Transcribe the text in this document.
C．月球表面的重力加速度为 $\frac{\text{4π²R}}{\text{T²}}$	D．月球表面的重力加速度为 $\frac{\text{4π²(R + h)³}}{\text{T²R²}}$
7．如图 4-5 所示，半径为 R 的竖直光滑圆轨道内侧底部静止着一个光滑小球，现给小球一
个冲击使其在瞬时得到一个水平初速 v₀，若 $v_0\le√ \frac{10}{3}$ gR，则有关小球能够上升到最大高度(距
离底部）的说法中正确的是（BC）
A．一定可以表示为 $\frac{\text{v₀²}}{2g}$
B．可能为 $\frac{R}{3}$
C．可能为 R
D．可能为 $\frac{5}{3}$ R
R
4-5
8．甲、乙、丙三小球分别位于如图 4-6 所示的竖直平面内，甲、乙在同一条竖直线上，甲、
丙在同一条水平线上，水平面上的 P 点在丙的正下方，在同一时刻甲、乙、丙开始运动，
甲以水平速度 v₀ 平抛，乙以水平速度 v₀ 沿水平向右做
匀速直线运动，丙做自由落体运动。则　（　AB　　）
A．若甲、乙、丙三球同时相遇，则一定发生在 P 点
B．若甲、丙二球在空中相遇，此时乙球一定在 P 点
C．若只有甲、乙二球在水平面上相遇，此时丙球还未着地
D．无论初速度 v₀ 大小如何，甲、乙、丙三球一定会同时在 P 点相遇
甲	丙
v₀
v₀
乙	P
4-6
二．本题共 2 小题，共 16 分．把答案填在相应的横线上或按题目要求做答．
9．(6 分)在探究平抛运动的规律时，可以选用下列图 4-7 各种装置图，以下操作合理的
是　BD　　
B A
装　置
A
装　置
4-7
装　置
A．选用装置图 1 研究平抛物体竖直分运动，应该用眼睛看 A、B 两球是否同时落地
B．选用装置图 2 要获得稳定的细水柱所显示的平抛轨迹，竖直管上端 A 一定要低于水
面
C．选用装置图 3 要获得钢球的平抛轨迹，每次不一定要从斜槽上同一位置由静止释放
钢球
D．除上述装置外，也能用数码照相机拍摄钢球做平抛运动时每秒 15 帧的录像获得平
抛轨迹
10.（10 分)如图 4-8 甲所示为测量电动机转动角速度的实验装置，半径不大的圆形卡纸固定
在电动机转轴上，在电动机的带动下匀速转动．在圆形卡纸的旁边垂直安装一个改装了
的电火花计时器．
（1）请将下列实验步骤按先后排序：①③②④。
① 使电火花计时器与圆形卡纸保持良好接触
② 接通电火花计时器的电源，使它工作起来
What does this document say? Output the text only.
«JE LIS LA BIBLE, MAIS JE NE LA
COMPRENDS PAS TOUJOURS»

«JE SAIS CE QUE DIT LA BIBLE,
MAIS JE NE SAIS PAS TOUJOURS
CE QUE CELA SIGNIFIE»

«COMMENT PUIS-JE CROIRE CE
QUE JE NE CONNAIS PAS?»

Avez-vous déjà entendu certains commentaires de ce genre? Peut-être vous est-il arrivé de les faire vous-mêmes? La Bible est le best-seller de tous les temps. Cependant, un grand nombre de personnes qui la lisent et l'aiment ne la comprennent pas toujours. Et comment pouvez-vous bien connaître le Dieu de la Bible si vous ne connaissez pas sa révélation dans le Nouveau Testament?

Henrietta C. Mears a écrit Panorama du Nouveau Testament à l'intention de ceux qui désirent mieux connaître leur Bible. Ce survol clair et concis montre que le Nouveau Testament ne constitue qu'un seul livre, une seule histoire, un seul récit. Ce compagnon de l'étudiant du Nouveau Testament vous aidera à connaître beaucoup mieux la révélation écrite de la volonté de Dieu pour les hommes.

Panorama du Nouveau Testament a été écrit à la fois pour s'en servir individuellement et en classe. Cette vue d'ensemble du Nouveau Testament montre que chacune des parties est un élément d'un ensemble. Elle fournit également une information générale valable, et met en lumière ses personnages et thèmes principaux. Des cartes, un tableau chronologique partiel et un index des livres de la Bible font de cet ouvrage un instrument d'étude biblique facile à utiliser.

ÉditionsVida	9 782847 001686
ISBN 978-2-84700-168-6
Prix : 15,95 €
--------------------------------
◆ Job ◆
Work out how many lines in the records above contain the word "document", and reply with that number alone.

◆ Result of the task ◆
2